• _The problem_
Output the rows as a JSON list of strings, one string per line with blank lines omitted, starting with the first row and going on through the line containing "- sidebar-item-ease-of-access[interactable]: Ease".

• _Listing_

------------------------------

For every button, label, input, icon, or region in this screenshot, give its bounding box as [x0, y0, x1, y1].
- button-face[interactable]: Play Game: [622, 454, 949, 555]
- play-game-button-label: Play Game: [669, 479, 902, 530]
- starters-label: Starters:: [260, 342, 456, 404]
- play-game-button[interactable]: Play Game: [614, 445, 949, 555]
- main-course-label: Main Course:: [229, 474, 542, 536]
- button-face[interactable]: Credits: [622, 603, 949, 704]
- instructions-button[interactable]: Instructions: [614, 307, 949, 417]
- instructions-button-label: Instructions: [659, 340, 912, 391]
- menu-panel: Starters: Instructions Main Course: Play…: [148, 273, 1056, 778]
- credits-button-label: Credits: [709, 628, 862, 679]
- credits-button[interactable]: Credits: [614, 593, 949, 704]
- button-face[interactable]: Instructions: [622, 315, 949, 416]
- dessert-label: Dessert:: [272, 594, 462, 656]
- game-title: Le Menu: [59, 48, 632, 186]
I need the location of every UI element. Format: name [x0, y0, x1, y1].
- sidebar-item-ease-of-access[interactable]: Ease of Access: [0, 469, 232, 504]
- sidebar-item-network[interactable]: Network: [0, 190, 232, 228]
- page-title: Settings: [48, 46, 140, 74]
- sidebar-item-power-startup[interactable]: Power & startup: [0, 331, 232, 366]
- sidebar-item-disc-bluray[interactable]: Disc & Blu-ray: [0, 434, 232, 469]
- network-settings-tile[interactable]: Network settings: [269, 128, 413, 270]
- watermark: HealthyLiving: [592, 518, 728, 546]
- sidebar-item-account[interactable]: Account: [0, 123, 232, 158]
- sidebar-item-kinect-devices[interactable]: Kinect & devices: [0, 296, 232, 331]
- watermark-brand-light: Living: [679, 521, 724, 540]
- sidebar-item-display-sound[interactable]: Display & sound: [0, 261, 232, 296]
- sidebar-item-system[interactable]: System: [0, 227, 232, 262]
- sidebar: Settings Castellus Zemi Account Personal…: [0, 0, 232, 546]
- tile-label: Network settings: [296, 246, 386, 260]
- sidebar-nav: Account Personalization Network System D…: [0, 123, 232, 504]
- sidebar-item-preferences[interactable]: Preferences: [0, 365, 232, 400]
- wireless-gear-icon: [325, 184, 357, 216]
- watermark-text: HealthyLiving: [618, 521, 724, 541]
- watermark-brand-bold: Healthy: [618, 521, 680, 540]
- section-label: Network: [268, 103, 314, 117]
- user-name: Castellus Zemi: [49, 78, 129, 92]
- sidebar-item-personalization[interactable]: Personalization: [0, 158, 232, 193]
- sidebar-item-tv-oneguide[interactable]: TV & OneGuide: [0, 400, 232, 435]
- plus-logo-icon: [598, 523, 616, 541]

------------------------------

• _Written response_
[
  "For every button, label, input, icon, or region in this screenshot, give its bounding box as [x0, y0, x1, y1].",
  "- button-face[interactable]: Play Game: [622, 454, 949, 555]",
  "- play-game-button-label: Play Game: [669, 479, 902, 530]",
  "- starters-label: Starters:: [260, 342, 456, 404]",
  "- play-game-button[interactable]: Play Game: [614, 445, 949, 555]",
  "- main-course-label: Main Course:: [229, 474, 542, 536]",
  "- button-face[interactable]: Credits: [622, 603, 949, 704]",
  "- instructions-button[interactable]: Instructions: [614, 307, 949, 417]",
  "- instructions-button-label: Instructions: [659, 340, 912, 391]",
  "- menu-panel: Starters: Instructions Main Course: Play…: [148, 273, 1056, 778]",
  "- credits-button-label: Credits: [709, 628, 862, 679]",
  "- credits-button[interactable]: Credits: [614, 593, 949, 704]",
  "- button-face[interactable]: Instructions: [622, 315, 949, 416]",
  "- dessert-label: Dessert:: [272, 594, 462, 656]",
  "- game-title: Le Menu: [59, 48, 632, 186]",
  "I need the location of every UI element. Format: name [x0, y0, x1, y1].",
  "- sidebar-item-ease-of-access[interactable]: Ease of Access: [0, 469, 232, 504]"
]